Directions for this task
Your task is to repeat the entries word for word while leaving out the pictures.

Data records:
** BEGIN **
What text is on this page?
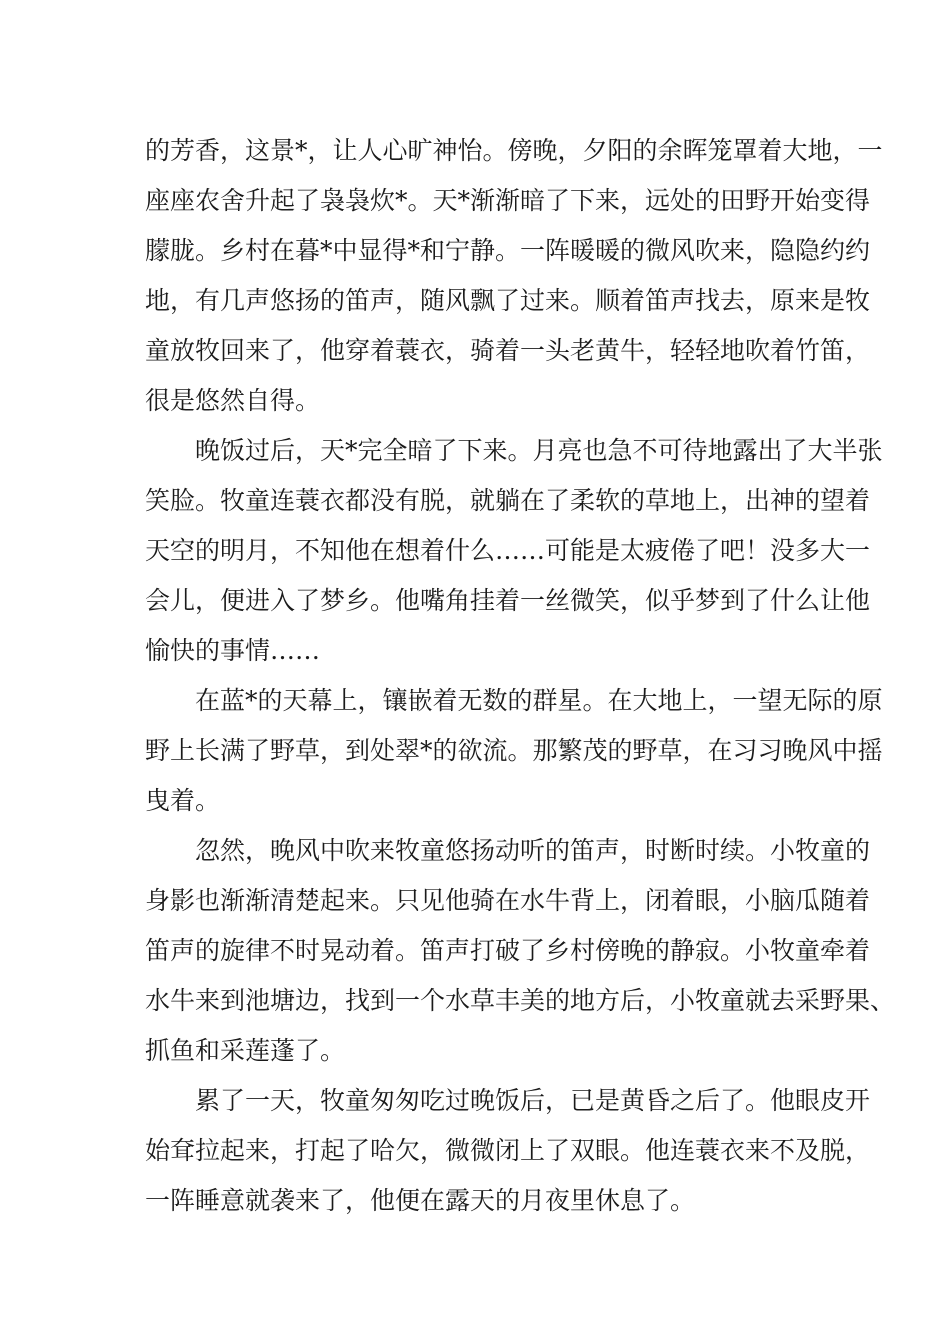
的芳香，这景*，让人心旷神怡。傍晚，夕阳的余晖笼罩着大地，一
座座农舍升起了袅袅炊*。天*渐渐暗了下来，远处的田野开始变得
朦胧。乡村在暮*中显得*和宁静。一阵暖暖的微风吹来，隐隐约约
地，有几声悠扬的笛声，随风飘了过来。顺着笛声找去，原来是牧
童放牧回来了，他穿着蓑衣，骑着一头老黄牛，轻轻地吹着竹笛，
很是悠然自得。
　　晚饭过后，天*完全暗了下来。月亮也急不可待地露出了大半张
笑脸。牧童连蓑衣都没有脱，就躺在了柔软的草地上，出神的望着
天空的明月，不知他在想着什么……可能是太疲倦了吧！没多大一
会儿，便进入了梦乡。他嘴角挂着一丝微笑，似乎梦到了什么让他
愉快的事情……
　　在蓝*的天幕上，镶嵌着无数的群星。在大地上，一望无际的原
野上长满了野草，到处翠*的欲流。那繁茂的野草，在习习晚风中摇
曳着。
　　忽然，晚风中吹来牧童悠扬动听的笛声，时断时续。小牧童的
身影也渐渐清楚起来。只见他骑在水牛背上，闭着眼，小脑瓜随着
笛声的旋律不时晃动着。笛声打破了乡村傍晚的静寂。小牧童牵着
水牛来到池塘边，找到一个水草丰美的地方后，小牧童就去采野果、
抓鱼和采莲蓬了。
　　累了一天，牧童匆匆吃过晚饭后，已是黄昏之后了。他眼皮开
始耷拉起来，打起了哈欠，微微闭上了双眼。他连蓑衣来不及脱，
一阵睡意就袭来了，他便在露天的月夜里休息了。
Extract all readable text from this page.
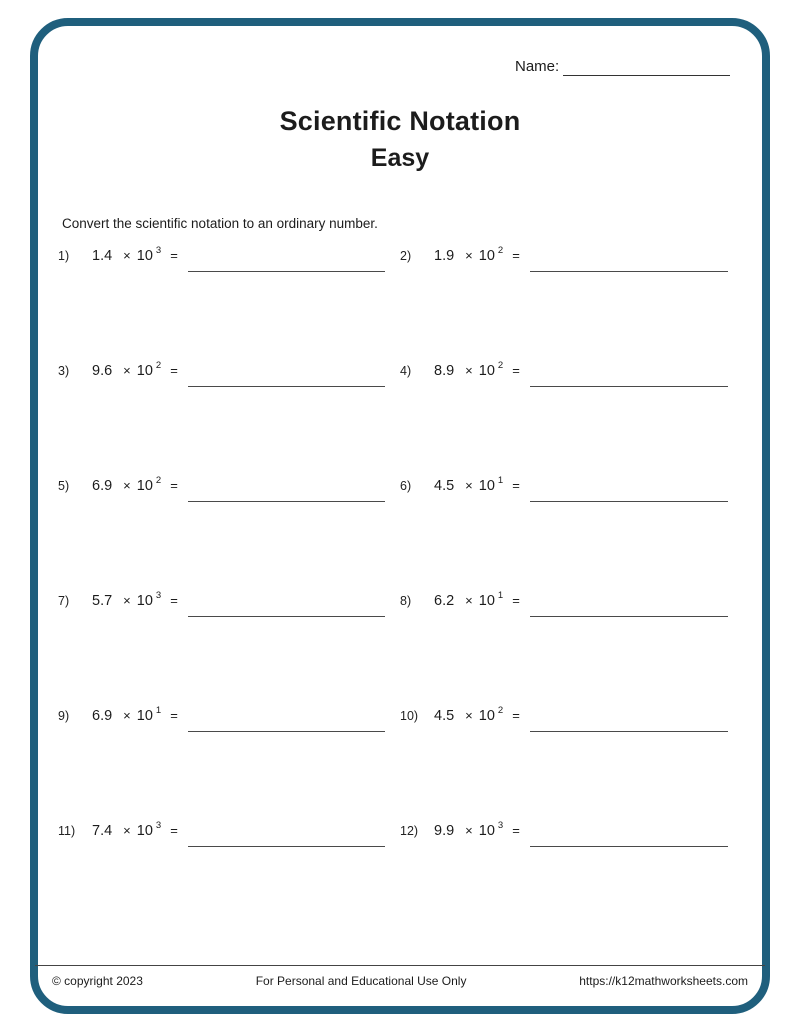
Name:
Scientific Notation
Easy
Convert the scientific notation to an ordinary number.
1)	1.4 × 10 3 =	2)	1.9 × 10 2 =
3)	9.6 × 10 2 =	4)	8.9 × 10 2 =
5)	6.9 × 10 2 =	6)	4.5 × 10 1 =
7)	5.7 × 10 3 =	8)	6.2 × 10 1 =
9)	6.9 × 10 1 =	10)	4.5 × 10 2 =
11)	7.4 × 10 3 =	12)	9.9 × 10 3 =
© copyright 2023	For Personal and Educational Use Only	https://k12mathworksheets.com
** END **
Answer to this exercise
What text is on this page?
的芳香，这景*，让人心旷神怡。傍晚，夕阳的余晖笼罩着大地，一
座座农舍升起了袅袅炊*。天*渐渐暗了下来，远处的田野开始变得
朦胧。乡村在暮*中显得*和宁静。一阵暖暖的微风吹来，隐隐约约
地，有几声悠扬的笛声，随风飘了过来。顺着笛声找去，原来是牧
童放牧回来了，他穿着蓑衣，骑着一头老黄牛，轻轻地吹着竹笛，
很是悠然自得。
　　晚饭过后，天*完全暗了下来。月亮也急不可待地露出了大半张
笑脸。牧童连蓑衣都没有脱，就躺在了柔软的草地上，出神的望着
天空的明月，不知他在想着什么……可能是太疲倦了吧！没多大一
会儿，便进入了梦乡。他嘴角挂着一丝微笑，似乎梦到了什么让他
愉快的事情……
　　在蓝*的天幕上，镶嵌着无数的群星。在大地上，一望无际的原
野上长满了野草，到处翠*的欲流。那繁茂的野草，在习习晚风中摇
曳着。
　　忽然，晚风中吹来牧童悠扬动听的笛声，时断时续。小牧童的
身影也渐渐清楚起来。只见他骑在水牛背上，闭着眼，小脑瓜随着
笛声的旋律不时晃动着。笛声打破了乡村傍晚的静寂。小牧童牵着
水牛来到池塘边，找到一个水草丰美的地方后，小牧童就去采野果、
抓鱼和采莲蓬了。
　　累了一天，牧童匆匆吃过晚饭后，已是黄昏之后了。他眼皮开
始耷拉起来，打起了哈欠，微微闭上了双眼。他连蓑衣来不及脱，
一阵睡意就袭来了，他便在露天的月夜里休息了。
Extract all readable text from this page.
Name:
Scientific Notation
Easy
Convert the scientific notation to an ordinary number.
1)	1.4 × 10 3 =	2)	1.9 × 10 2 =
3)	9.6 × 10 2 =	4)	8.9 × 10 2 =
5)	6.9 × 10 2 =	6)	4.5 × 10 1 =
7)	5.7 × 10 3 =	8)	6.2 × 10 1 =
9)	6.9 × 10 1 =	10)	4.5 × 10 2 =
11)	7.4 × 10 3 =	12)	9.9 × 10 3 =
© copyright 2023	For Personal and Educational Use Only	https://k12mathworksheets.com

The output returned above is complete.